START

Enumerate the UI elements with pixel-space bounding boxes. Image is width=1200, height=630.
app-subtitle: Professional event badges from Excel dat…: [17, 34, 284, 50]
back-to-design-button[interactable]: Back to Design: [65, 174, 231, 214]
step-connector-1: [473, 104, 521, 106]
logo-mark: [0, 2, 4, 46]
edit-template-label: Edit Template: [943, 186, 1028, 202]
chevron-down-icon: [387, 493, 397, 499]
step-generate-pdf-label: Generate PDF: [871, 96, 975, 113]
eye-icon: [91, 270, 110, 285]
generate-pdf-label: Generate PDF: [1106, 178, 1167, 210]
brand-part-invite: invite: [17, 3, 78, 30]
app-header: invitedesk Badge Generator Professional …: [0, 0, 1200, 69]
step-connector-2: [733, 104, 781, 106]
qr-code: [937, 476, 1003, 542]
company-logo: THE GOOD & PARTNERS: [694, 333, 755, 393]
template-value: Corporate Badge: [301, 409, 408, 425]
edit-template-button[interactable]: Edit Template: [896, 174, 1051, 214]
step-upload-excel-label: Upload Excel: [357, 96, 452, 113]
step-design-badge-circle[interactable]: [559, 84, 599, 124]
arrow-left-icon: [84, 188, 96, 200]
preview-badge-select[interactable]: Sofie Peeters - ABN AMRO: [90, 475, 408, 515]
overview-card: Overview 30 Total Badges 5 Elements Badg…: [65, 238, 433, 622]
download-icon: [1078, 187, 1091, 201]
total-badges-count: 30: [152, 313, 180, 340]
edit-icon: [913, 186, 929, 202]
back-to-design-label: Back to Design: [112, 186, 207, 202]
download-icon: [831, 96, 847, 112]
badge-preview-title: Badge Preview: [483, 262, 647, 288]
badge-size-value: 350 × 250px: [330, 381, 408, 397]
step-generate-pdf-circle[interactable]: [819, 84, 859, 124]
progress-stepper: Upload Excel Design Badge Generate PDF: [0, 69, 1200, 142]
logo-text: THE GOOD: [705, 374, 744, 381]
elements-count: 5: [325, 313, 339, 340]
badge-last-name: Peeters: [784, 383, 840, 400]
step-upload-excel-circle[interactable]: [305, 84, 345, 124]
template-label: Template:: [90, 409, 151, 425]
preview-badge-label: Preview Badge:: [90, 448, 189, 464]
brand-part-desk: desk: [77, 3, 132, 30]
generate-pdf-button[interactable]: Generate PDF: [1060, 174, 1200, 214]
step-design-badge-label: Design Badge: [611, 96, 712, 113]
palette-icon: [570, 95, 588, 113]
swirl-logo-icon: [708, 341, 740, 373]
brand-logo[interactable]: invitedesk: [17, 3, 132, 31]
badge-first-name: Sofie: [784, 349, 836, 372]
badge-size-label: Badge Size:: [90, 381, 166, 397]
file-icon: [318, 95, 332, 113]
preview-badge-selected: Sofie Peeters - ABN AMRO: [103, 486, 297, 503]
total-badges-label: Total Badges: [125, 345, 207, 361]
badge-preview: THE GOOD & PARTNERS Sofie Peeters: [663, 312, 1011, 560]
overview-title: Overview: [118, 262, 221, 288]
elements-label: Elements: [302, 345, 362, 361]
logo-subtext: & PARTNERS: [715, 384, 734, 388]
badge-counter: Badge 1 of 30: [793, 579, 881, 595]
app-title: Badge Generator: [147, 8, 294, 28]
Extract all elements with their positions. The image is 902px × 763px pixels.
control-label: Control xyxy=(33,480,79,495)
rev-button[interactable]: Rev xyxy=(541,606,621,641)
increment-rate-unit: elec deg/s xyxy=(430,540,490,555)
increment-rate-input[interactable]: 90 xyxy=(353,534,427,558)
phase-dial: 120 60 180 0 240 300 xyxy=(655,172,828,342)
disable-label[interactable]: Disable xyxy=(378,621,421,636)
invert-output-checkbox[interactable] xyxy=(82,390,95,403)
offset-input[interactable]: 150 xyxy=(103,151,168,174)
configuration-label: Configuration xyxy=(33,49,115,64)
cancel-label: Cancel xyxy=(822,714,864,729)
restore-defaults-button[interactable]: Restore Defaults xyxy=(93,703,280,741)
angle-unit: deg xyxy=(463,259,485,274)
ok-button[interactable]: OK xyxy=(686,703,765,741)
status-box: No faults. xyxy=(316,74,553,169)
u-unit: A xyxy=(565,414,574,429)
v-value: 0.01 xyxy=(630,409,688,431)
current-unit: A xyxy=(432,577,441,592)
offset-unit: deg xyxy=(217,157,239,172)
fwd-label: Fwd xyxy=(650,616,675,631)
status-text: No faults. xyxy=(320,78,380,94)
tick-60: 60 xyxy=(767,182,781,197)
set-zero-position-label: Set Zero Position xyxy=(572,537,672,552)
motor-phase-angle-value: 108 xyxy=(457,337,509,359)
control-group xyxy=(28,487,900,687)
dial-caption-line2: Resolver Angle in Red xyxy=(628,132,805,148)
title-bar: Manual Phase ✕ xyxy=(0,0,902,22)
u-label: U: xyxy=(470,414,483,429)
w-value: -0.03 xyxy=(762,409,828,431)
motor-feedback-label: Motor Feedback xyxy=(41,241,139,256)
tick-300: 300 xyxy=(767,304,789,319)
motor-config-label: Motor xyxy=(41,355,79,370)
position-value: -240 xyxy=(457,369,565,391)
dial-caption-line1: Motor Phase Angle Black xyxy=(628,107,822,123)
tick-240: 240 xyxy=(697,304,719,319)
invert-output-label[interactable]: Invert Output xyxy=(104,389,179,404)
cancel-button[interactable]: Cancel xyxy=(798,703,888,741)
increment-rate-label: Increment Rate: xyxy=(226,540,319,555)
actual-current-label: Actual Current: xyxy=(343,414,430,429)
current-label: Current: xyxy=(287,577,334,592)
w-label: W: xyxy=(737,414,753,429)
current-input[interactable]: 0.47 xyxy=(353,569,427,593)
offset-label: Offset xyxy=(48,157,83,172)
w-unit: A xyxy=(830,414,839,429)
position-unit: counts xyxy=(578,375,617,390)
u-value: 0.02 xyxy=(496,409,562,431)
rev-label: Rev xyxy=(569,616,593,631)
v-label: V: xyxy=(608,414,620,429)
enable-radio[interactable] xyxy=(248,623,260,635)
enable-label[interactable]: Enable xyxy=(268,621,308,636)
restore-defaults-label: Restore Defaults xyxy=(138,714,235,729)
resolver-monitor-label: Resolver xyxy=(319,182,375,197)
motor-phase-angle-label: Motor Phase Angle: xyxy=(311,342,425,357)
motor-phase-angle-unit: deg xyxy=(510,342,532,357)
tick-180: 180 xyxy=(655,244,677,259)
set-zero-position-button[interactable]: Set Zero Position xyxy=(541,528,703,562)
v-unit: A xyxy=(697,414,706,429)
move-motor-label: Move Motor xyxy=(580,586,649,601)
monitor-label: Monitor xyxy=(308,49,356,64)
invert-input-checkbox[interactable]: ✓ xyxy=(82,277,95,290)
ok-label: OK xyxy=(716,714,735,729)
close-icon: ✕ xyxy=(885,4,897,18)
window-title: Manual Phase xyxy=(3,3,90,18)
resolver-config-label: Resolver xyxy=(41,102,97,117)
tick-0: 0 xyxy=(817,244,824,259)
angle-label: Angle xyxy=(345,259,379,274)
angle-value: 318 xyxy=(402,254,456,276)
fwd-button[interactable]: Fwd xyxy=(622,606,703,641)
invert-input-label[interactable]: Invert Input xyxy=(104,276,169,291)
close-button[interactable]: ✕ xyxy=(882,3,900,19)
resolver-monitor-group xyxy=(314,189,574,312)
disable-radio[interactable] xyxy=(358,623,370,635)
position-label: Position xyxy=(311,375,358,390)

END

Your task:
Please reproduce all of the rows above verbatim, leaving every character unchanged.

Response to this task:
Enumerate the UI elements with pixel-space bounding boxes. Image is width=1200, height=630.
app-subtitle: Professional event badges from Excel dat…: [17, 34, 284, 50]
back-to-design-button[interactable]: Back to Design: [65, 174, 231, 214]
step-connector-1: [473, 104, 521, 106]
logo-mark: [0, 2, 4, 46]
edit-template-label: Edit Template: [943, 186, 1028, 202]
chevron-down-icon: [387, 493, 397, 499]
step-generate-pdf-label: Generate PDF: [871, 96, 975, 113]
eye-icon: [91, 270, 110, 285]
generate-pdf-label: Generate PDF: [1106, 178, 1167, 210]
brand-part-invite: invite: [17, 3, 78, 30]
app-header: invitedesk Badge Generator Professional …: [0, 0, 1200, 69]
step-connector-2: [733, 104, 781, 106]
qr-code: [937, 476, 1003, 542]
company-logo: THE GOOD & PARTNERS: [694, 333, 755, 393]
template-value: Corporate Badge: [301, 409, 408, 425]
edit-template-button[interactable]: Edit Template: [896, 174, 1051, 214]
step-upload-excel-label: Upload Excel: [357, 96, 452, 113]
step-design-badge-circle[interactable]: [559, 84, 599, 124]
arrow-left-icon: [84, 188, 96, 200]
preview-badge-select[interactable]: Sofie Peeters - ABN AMRO: [90, 475, 408, 515]
overview-card: Overview 30 Total Badges 5 Elements Badg…: [65, 238, 433, 622]
download-icon: [1078, 187, 1091, 201]
total-badges-count: 30: [152, 313, 180, 340]
edit-icon: [913, 186, 929, 202]
back-to-design-label: Back to Design: [112, 186, 207, 202]
download-icon: [831, 96, 847, 112]
badge-preview-title: Badge Preview: [483, 262, 647, 288]
badge-size-value: 350 × 250px: [330, 381, 408, 397]
step-generate-pdf-circle[interactable]: [819, 84, 859, 124]
progress-stepper: Upload Excel Design Badge Generate PDF: [0, 69, 1200, 142]
logo-text: THE GOOD: [705, 374, 744, 381]
elements-count: 5: [325, 313, 339, 340]
badge-last-name: Peeters: [784, 383, 840, 400]
step-upload-excel-circle[interactable]: [305, 84, 345, 124]
template-label: Template:: [90, 409, 151, 425]
preview-badge-label: Preview Badge:: [90, 448, 189, 464]
brand-part-desk: desk: [77, 3, 132, 30]
generate-pdf-button[interactable]: Generate PDF: [1060, 174, 1200, 214]
step-design-badge-label: Design Badge: [611, 96, 712, 113]
palette-icon: [570, 95, 588, 113]
swirl-logo-icon: [708, 341, 740, 373]
brand-logo[interactable]: invitedesk: [17, 3, 132, 31]
badge-first-name: Sofie: [784, 349, 836, 372]
badge-size-label: Badge Size:: [90, 381, 166, 397]
file-icon: [318, 95, 332, 113]
preview-badge-selected: Sofie Peeters - ABN AMRO: [103, 486, 297, 503]
total-badges-label: Total Badges: [125, 345, 207, 361]
badge-preview: THE GOOD & PARTNERS Sofie Peeters: [663, 312, 1011, 560]
overview-title: Overview: [118, 262, 221, 288]
elements-label: Elements: [302, 345, 362, 361]
logo-subtext: & PARTNERS: [715, 384, 734, 388]
badge-counter: Badge 1 of 30: [793, 579, 881, 595]
app-title: Badge Generator: [147, 8, 294, 28]
Extract all elements with their positions. The image is 902px × 763px pixels.
control-label: Control xyxy=(33,480,79,495)
rev-button[interactable]: Rev xyxy=(541,606,621,641)
increment-rate-unit: elec deg/s xyxy=(430,540,490,555)
increment-rate-input[interactable]: 90 xyxy=(353,534,427,558)
phase-dial: 120 60 180 0 240 300 xyxy=(655,172,828,342)
disable-label[interactable]: Disable xyxy=(378,621,421,636)
invert-output-checkbox[interactable] xyxy=(82,390,95,403)
offset-input[interactable]: 150 xyxy=(103,151,168,174)
configuration-label: Configuration xyxy=(33,49,115,64)
cancel-label: Cancel xyxy=(822,714,864,729)
restore-defaults-button[interactable]: Restore Defaults xyxy=(93,703,280,741)
angle-unit: deg xyxy=(463,259,485,274)
ok-button[interactable]: OK xyxy=(686,703,765,741)
status-box: No faults. xyxy=(316,74,553,169)
u-unit: A xyxy=(565,414,574,429)
v-value: 0.01 xyxy=(630,409,688,431)
current-unit: A xyxy=(432,577,441,592)
offset-unit: deg xyxy=(217,157,239,172)
fwd-label: Fwd xyxy=(650,616,675,631)
status-text: No faults. xyxy=(320,78,380,94)
tick-60: 60 xyxy=(767,182,781,197)
set-zero-position-label: Set Zero Position xyxy=(572,537,672,552)
motor-phase-angle-value: 108 xyxy=(457,337,509,359)
control-group xyxy=(28,487,900,687)
dial-caption-line2: Resolver Angle in Red xyxy=(628,132,805,148)
title-bar: Manual Phase ✕ xyxy=(0,0,902,22)
u-label: U: xyxy=(470,414,483,429)
w-value: -0.03 xyxy=(762,409,828,431)
motor-feedback-label: Motor Feedback xyxy=(41,241,139,256)
tick-300: 300 xyxy=(767,304,789,319)
motor-config-label: Motor xyxy=(41,355,79,370)
position-value: -240 xyxy=(457,369,565,391)
dial-caption-line1: Motor Phase Angle Black xyxy=(628,107,822,123)
tick-240: 240 xyxy=(697,304,719,319)
invert-output-label[interactable]: Invert Output xyxy=(104,389,179,404)
cancel-button[interactable]: Cancel xyxy=(798,703,888,741)
increment-rate-label: Increment Rate: xyxy=(226,540,319,555)
actual-current-label: Actual Current: xyxy=(343,414,430,429)
current-label: Current: xyxy=(287,577,334,592)
w-label: W: xyxy=(737,414,753,429)
current-input[interactable]: 0.47 xyxy=(353,569,427,593)
offset-label: Offset xyxy=(48,157,83,172)
w-unit: A xyxy=(830,414,839,429)
position-unit: counts xyxy=(578,375,617,390)
u-value: 0.02 xyxy=(496,409,562,431)
rev-label: Rev xyxy=(569,616,593,631)
v-label: V: xyxy=(608,414,620,429)
enable-radio[interactable] xyxy=(248,623,260,635)
enable-label[interactable]: Enable xyxy=(268,621,308,636)
restore-defaults-label: Restore Defaults xyxy=(138,714,235,729)
resolver-monitor-label: Resolver xyxy=(319,182,375,197)
motor-phase-angle-label: Motor Phase Angle: xyxy=(311,342,425,357)
motor-phase-angle-unit: deg xyxy=(510,342,532,357)
tick-180: 180 xyxy=(655,244,677,259)
set-zero-position-button[interactable]: Set Zero Position xyxy=(541,528,703,562)
v-unit: A xyxy=(697,414,706,429)
move-motor-label: Move Motor xyxy=(580,586,649,601)
monitor-label: Monitor xyxy=(308,49,356,64)
invert-input-checkbox[interactable]: ✓ xyxy=(82,277,95,290)
ok-label: OK xyxy=(716,714,735,729)
close-icon: ✕ xyxy=(885,4,897,18)
window-title: Manual Phase xyxy=(3,3,90,18)
resolver-config-label: Resolver xyxy=(41,102,97,117)
tick-0: 0 xyxy=(817,244,824,259)
angle-label: Angle xyxy=(345,259,379,274)
angle-value: 318 xyxy=(402,254,456,276)
fwd-button[interactable]: Fwd xyxy=(622,606,703,641)
invert-input-label[interactable]: Invert Input xyxy=(104,276,169,291)
close-button[interactable]: ✕ xyxy=(882,3,900,19)
resolver-monitor-group xyxy=(314,189,574,312)
disable-radio[interactable] xyxy=(358,623,370,635)
position-label: Position xyxy=(311,375,358,390)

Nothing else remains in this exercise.